▶ **Short problem**: Locate every line below that contains the word "Административно" and copy it.

↓↓↓

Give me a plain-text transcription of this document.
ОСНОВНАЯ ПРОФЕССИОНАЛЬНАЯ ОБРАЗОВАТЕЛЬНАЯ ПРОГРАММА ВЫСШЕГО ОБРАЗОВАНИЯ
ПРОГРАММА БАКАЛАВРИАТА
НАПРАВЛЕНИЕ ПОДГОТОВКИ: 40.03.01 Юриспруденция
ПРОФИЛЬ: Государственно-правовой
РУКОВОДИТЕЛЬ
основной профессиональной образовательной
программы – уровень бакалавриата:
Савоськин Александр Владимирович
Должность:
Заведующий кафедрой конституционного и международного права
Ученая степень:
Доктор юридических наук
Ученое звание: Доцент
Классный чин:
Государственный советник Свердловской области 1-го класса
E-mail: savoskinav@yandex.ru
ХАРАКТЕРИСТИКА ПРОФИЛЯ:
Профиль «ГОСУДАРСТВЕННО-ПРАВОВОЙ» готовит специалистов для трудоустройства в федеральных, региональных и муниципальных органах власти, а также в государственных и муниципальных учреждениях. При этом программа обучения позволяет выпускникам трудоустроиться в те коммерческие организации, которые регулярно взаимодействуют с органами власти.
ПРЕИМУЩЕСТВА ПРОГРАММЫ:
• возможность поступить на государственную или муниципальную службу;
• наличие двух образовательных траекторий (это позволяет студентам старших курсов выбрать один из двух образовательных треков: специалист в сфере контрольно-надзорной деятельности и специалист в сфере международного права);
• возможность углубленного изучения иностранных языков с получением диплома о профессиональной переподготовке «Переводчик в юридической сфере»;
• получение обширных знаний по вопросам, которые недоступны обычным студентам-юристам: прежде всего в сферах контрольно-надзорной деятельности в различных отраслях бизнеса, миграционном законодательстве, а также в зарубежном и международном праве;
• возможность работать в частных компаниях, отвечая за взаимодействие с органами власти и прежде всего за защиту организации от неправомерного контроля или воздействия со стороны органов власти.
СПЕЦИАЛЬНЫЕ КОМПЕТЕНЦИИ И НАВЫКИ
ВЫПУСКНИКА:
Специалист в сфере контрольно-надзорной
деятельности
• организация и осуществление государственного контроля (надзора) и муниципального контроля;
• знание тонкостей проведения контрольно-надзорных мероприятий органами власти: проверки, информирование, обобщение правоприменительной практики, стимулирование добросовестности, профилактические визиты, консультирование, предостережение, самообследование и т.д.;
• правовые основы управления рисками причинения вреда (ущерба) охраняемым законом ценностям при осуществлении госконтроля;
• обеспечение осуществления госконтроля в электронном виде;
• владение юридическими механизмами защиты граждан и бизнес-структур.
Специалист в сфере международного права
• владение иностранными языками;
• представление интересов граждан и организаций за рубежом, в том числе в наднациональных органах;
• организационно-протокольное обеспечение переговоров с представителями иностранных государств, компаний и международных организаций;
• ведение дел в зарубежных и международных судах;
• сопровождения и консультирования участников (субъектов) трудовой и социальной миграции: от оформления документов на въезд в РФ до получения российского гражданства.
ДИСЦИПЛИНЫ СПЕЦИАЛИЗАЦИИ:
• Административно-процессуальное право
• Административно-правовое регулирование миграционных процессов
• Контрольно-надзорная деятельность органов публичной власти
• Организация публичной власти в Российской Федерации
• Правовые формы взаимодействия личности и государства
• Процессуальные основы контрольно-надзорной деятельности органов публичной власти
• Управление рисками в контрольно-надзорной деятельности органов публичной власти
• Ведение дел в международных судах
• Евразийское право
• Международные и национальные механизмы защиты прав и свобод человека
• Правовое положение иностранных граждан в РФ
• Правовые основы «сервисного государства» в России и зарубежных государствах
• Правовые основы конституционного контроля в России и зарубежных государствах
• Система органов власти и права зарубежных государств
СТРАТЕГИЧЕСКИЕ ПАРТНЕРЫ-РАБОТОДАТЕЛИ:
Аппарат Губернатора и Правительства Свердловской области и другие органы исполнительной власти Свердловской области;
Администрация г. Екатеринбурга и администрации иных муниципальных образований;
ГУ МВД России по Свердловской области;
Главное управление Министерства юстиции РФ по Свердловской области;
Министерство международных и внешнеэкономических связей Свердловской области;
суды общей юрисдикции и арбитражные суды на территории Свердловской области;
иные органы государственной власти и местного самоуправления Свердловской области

↑↑↑

▶ **Finished exercise**:
• Административно-процессуальное право
• Административно-правовое регулирование миграционных процессов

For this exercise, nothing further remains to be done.